### [Records for the exercise]
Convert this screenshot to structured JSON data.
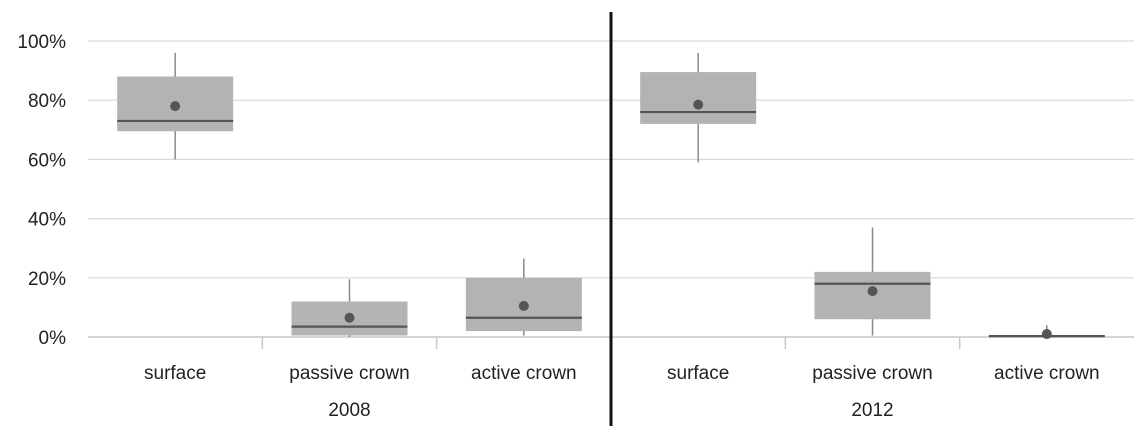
{
  "chart_data": {
    "type": "box",
    "y_ticks": [
      "0%",
      "20%",
      "40%",
      "60%",
      "80%",
      "100%"
    ],
    "ylim": [
      0,
      100
    ],
    "grid": true,
    "groups": [
      {
        "label": "2008",
        "boxes": [
          {
            "category": "surface",
            "min": 60,
            "q1": 69.5,
            "median": 73,
            "q3": 88,
            "max": 96,
            "mean": 78
          },
          {
            "category": "passive crown",
            "min": 0,
            "q1": 0.5,
            "median": 3.5,
            "q3": 12,
            "max": 19.5,
            "mean": 6.5
          },
          {
            "category": "active crown",
            "min": 0.5,
            "q1": 2,
            "median": 6.5,
            "q3": 20,
            "max": 26.5,
            "mean": 10.5
          }
        ]
      },
      {
        "label": "2012",
        "boxes": [
          {
            "category": "surface",
            "min": 59,
            "q1": 72,
            "median": 76,
            "q3": 89.5,
            "max": 96,
            "mean": 78.5
          },
          {
            "category": "passive crown",
            "min": 0.5,
            "q1": 6,
            "median": 18,
            "q3": 22,
            "max": 37,
            "mean": 15.5
          },
          {
            "category": "active crown",
            "min": 0,
            "q1": 0,
            "median": 0.3,
            "q3": 0.5,
            "max": 4,
            "mean": 1
          }
        ]
      }
    ],
    "colors": {
      "box": "#b3b3b3",
      "median": "#555555",
      "whisker": "#888888",
      "mean": "#555555",
      "grid": "#d9d9d9",
      "axis": "#c8c8c8",
      "divider": "#111111"
    }
  }
}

### [Work to complete]
Please set down each line of the data above exactly as written, without the pictures.

### [Result of this task]
Convert this screenshot to structured JSON data.
{
  "chart_data": {
    "type": "box",
    "y_ticks": [
      "0%",
      "20%",
      "40%",
      "60%",
      "80%",
      "100%"
    ],
    "ylim": [
      0,
      100
    ],
    "grid": true,
    "groups": [
      {
        "label": "2008",
        "boxes": [
          {
            "category": "surface",
            "min": 60,
            "q1": 69.5,
            "median": 73,
            "q3": 88,
            "max": 96,
            "mean": 78
          },
          {
            "category": "passive crown",
            "min": 0,
            "q1": 0.5,
            "median": 3.5,
            "q3": 12,
            "max": 19.5,
            "mean": 6.5
          },
          {
            "category": "active crown",
            "min": 0.5,
            "q1": 2,
            "median": 6.5,
            "q3": 20,
            "max": 26.5,
            "mean": 10.5
          }
        ]
      },
      {
        "label": "2012",
        "boxes": [
          {
            "category": "surface",
            "min": 59,
            "q1": 72,
            "median": 76,
            "q3": 89.5,
            "max": 96,
            "mean": 78.5
          },
          {
            "category": "passive crown",
            "min": 0.5,
            "q1": 6,
            "median": 18,
            "q3": 22,
            "max": 37,
            "mean": 15.5
          },
          {
            "category": "active crown",
            "min": 0,
            "q1": 0,
            "median": 0.3,
            "q3": 0.5,
            "max": 4,
            "mean": 1
          }
        ]
      }
    ],
    "colors": {
      "box": "#b3b3b3",
      "median": "#555555",
      "whisker": "#888888",
      "mean": "#555555",
      "grid": "#d9d9d9",
      "axis": "#c8c8c8",
      "divider": "#111111"
    }
  }
}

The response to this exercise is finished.